> _Source material_:
☆ ☆ ☆ ☆ ☆

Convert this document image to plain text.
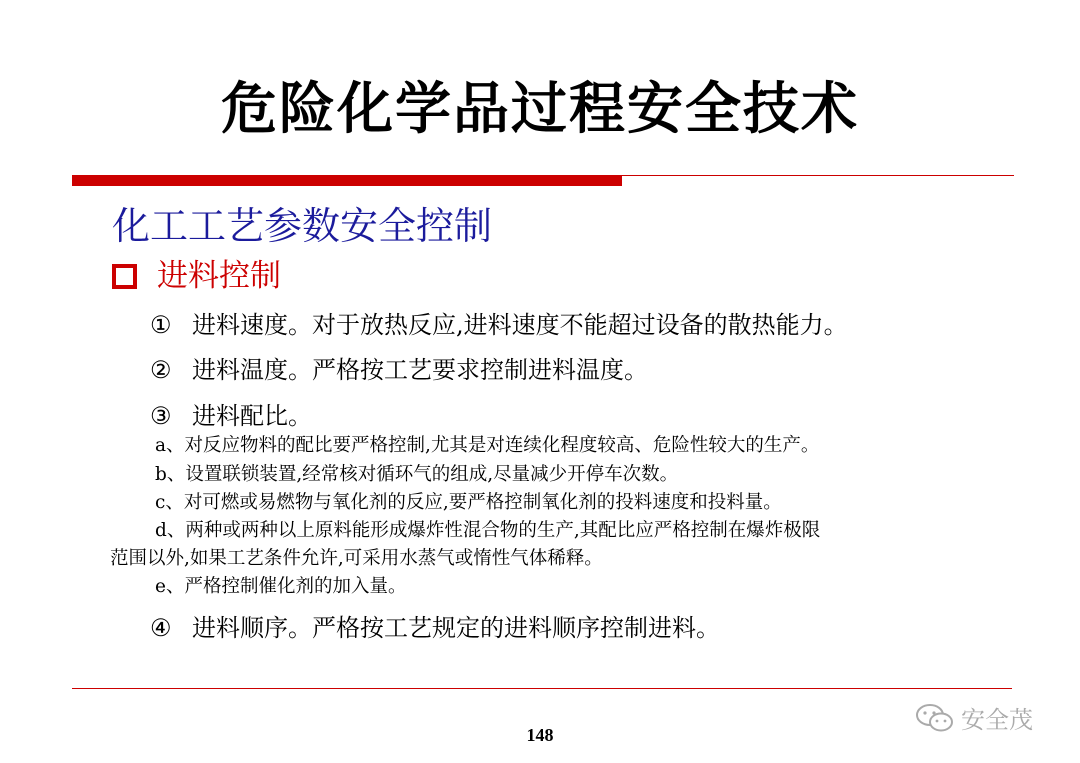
危险化学品过程安全技术
化工工艺参数安全控制
进料控制
① 进料速度。对于放热反应,进料速度不能超过设备的散热能力。
② 进料温度。严格按工艺要求控制进料温度。
③ 进料配比。
a、对反应物料的配比要严格控制,尤其是对连续化程度较高、危险性较大的生产。
b、设置联锁装置,经常核对循环气的组成,尽量减少开停车次数。
c、对可燃或易燃物与氧化剂的反应,要严格控制氧化剂的投料速度和投料量。
d、两种或两种以上原料能形成爆炸性混合物的生产,其配比应严格控制在爆炸极限
范围以外,如果工艺条件允许,可采用水蒸气或惰性气体稀释。
e、严格控制催化剂的加入量。
④ 进料顺序。严格按工艺规定的进料顺序控制进料。
148
安全茂
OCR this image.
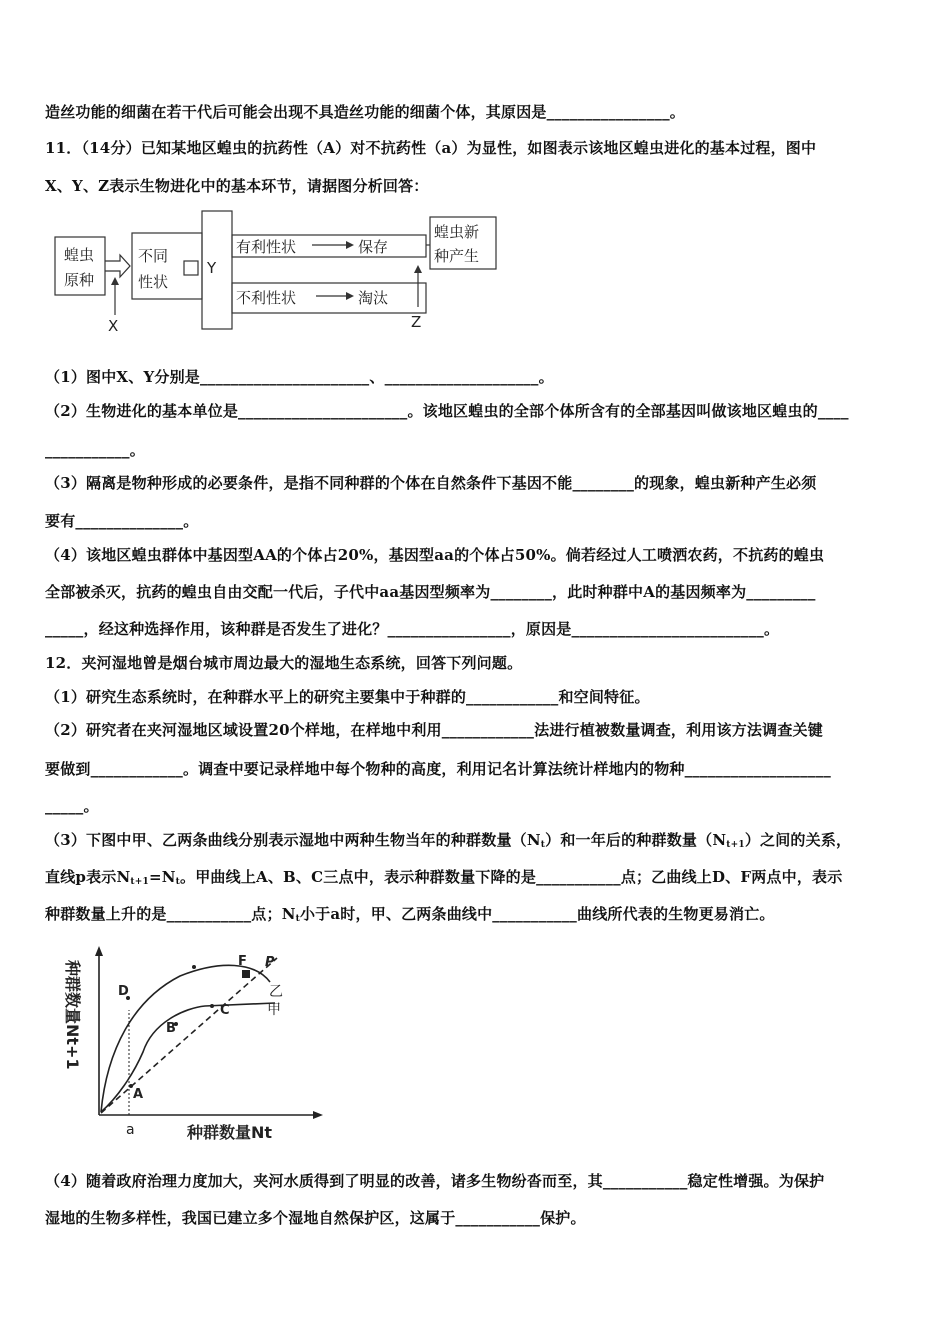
造丝功能的细菌在若干代后可能会出现不具造丝功能的细菌个体，其原因是________________。
11．（14分）已知某地区蝗虫的抗药性（A）对不抗药性（a）为显性，如图表示该地区蝗虫进化的基本过程，图中
X、Y、Z表示生物进化中的基本环节，请据图分析回答：
蝗虫
原种
不同
性状
Y
有利性状	保存
不利性状	淘汰
蝗虫新
种产生
X	Z
（1）图中X、Y分别是______________________、____________________。
（2）生物进化的基本单位是______________________。该地区蝗虫的全部个体所含有的全部基因叫做该地区蝗虫的____
___________。
（3）隔离是物种形成的必要条件，是指不同种群的个体在自然条件下基因不能________的现象，蝗虫新种产生必须
要有______________。
（4）该地区蝗虫群体中基因型AA的个体占20%，基因型aa的个体占50%。倘若经过人工喷洒农药，不抗药的蝗虫
全部被杀灭，抗药的蝗虫自由交配一代后，子代中aa基因型频率为________，此时种群中A的基因频率为_________
_____，经这种选择作用，该种群是否发生了进化？________________，原因是_________________________。
12．夹河湿地曾是烟台城市周边最大的湿地生态系统，回答下列问题。
（1）研究生态系统时，在种群水平上的研究主要集中于种群的____________和空间特征。
（2）研究者在夹河湿地区域设置20个样地，在样地中利用____________法进行植被数量调查，利用该方法调查关键
要做到____________。调查中要记录样地中每个物种的高度，利用记名计算法统计样地内的物种___________________
_____。
（3）下图中甲、乙两条曲线分别表示湿地中两种生物当年的种群数量$(N_t)$和一年后的种群数量$(N_{t+1})$之间的关系，
直线p表示$N_{t+1}=N_t$。甲曲线上A、B、C三点中，表示种群数量下降的是___________点；乙曲线上D、F两点中，表示
种群数量上升的是___________点；$N_t$小于a时，甲、乙两条曲线中___________曲线所代表的生物更易消亡。
D
F
B
C
A
P
乙
甲
a	种群数量Nt
种群数量Nt+1
（4）随着政府治理力度加大，夹河水质得到了明显的改善，诸多生物纷沓而至，其___________稳定性增强。为保护
湿地的生物多样性，我国已建立多个湿地自然保护区，这属于___________保护。
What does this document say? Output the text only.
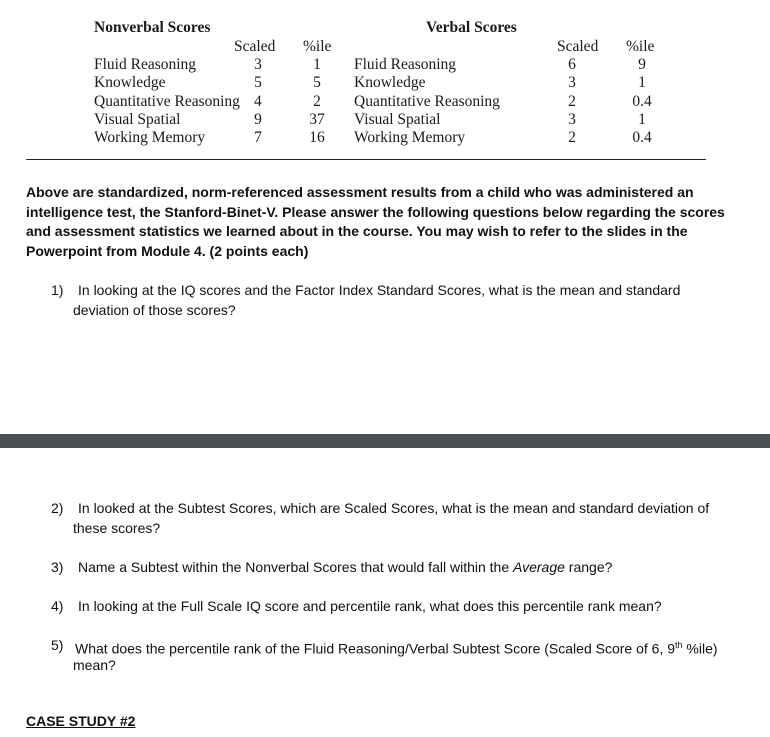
Nonverbal Scores	Verbal Scores
Scaled %ile	Scaled %ile
Fluid Reasoning	3	1
Knowledge	5	5
Quantitative Reasoning 4	2
Visual Spatial	9	37
Working Memory	7	16
Fluid Reasoning	6	9
Knowledge	3	1
Quantitative Reasoning	2	0.4
Visual Spatial	3	1
Working Memory	2	0.4
Above are standardized, norm-referenced assessment results from a child who was administered an
intelligence test, the Stanford-Binet-V. Please answer the following questions below regarding the scores
and assessment statistics we learned about in the course. You may wish to refer to the slides in the
Powerpoint from Module 4. (2 points each)
1) In looking at the IQ scores and the Factor Index Standard Scores, what is the mean and standard
deviation of those scores?
2) In looked at the Subtest Scores, which are Scaled Scores, what is the mean and standard deviation of
these scores?
3) Name a Subtest within the Nonverbal Scores that would fall within the Average range?
4) In looking at the Full Scale IQ score and percentile rank, what does this percentile rank mean?
5) What does the percentile rank of the Fluid Reasoning/Verbal Subtest Score (Scaled Score of 6, 9th %ile)
mean?
CASE STUDY #2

☆ ☆ ☆ ☆ ☆

> _Your goal_:
Collect every line above that contains the word "document".

> _Completed exercise_:
Convert this document image to plain text.
What does this document say? Output the text only.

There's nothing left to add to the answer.